#### GIVEN DATA:
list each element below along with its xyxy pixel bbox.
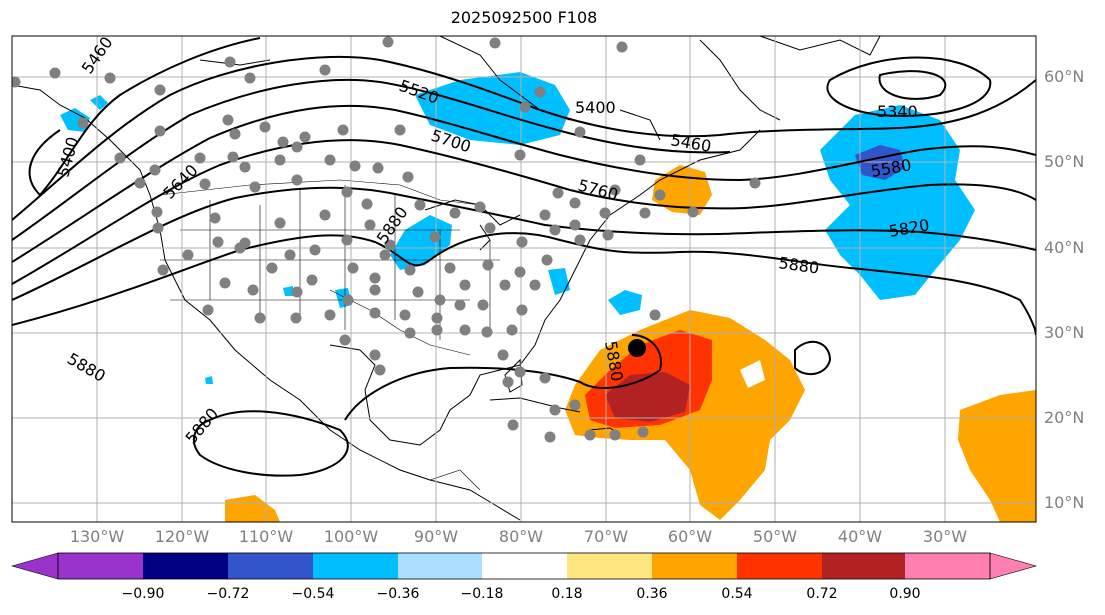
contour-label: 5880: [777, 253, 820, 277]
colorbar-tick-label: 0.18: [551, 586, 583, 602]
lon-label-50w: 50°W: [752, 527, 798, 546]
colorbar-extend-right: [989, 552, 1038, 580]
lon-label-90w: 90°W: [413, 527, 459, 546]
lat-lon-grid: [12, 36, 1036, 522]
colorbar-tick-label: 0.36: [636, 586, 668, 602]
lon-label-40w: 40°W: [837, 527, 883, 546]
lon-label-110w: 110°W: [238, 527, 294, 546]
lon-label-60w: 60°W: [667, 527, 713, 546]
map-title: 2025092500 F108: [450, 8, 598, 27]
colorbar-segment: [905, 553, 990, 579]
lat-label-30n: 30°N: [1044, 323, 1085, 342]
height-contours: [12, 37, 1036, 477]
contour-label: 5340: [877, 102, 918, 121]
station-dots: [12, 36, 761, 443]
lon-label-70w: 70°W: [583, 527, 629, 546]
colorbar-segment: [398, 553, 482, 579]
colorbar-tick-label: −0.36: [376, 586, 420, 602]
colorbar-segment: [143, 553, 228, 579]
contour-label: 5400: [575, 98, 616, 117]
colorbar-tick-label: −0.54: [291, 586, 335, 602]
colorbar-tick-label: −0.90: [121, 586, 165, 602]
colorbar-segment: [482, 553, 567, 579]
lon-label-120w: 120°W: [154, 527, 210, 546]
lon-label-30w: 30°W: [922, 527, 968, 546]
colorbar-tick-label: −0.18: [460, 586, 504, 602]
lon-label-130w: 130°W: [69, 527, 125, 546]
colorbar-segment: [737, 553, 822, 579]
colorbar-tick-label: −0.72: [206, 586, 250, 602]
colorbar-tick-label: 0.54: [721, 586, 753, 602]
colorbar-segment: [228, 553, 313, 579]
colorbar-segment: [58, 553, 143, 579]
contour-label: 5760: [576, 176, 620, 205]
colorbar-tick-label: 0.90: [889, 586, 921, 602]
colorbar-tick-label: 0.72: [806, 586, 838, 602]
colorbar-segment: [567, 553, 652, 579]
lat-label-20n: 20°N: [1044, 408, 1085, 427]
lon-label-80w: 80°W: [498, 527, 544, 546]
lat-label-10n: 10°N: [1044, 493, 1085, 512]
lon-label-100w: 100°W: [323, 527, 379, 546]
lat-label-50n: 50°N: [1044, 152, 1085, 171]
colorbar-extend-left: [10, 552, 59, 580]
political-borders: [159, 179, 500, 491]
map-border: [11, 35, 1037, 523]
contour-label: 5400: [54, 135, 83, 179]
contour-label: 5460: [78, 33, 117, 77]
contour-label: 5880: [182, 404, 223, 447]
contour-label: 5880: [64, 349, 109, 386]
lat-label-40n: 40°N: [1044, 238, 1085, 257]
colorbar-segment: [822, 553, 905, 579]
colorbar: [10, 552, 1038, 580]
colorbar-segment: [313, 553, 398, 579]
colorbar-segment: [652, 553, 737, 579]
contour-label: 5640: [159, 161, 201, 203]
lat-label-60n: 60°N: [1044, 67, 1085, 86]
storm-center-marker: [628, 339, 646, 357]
==
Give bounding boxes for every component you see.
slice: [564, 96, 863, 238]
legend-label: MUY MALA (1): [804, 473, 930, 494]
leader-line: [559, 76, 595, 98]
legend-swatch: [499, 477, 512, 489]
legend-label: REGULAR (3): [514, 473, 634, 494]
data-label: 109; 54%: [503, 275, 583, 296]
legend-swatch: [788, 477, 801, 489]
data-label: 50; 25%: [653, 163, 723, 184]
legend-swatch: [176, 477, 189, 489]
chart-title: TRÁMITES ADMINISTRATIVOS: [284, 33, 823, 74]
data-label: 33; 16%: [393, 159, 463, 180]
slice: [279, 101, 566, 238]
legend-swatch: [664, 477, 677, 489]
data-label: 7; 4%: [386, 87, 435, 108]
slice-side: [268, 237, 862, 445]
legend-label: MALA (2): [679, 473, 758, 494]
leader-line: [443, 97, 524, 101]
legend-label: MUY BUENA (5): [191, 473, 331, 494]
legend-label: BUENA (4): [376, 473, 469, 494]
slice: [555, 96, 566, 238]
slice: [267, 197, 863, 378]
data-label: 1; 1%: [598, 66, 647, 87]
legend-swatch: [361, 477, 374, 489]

#### REQUIREMENTS:
Rewrite the data starting at the line containing "Give bounding boxes" and ending at the line containing "data-label: 33; 16%: [393, 159, 463, 180]", changing every "legend-swatch" to "legend-marker" and leaving all else unchanged.

#### EXERCISE ANSWER:
Give bounding boxes for every component you see.
slice: [564, 96, 863, 238]
legend-label: MUY MALA (1): [804, 473, 930, 494]
leader-line: [559, 76, 595, 98]
legend-marker: [499, 477, 512, 489]
legend-label: REGULAR (3): [514, 473, 634, 494]
data-label: 109; 54%: [503, 275, 583, 296]
legend-marker: [788, 477, 801, 489]
data-label: 50; 25%: [653, 163, 723, 184]
legend-marker: [176, 477, 189, 489]
chart-title: TRÁMITES ADMINISTRATIVOS: [284, 33, 823, 74]
data-label: 33; 16%: [393, 159, 463, 180]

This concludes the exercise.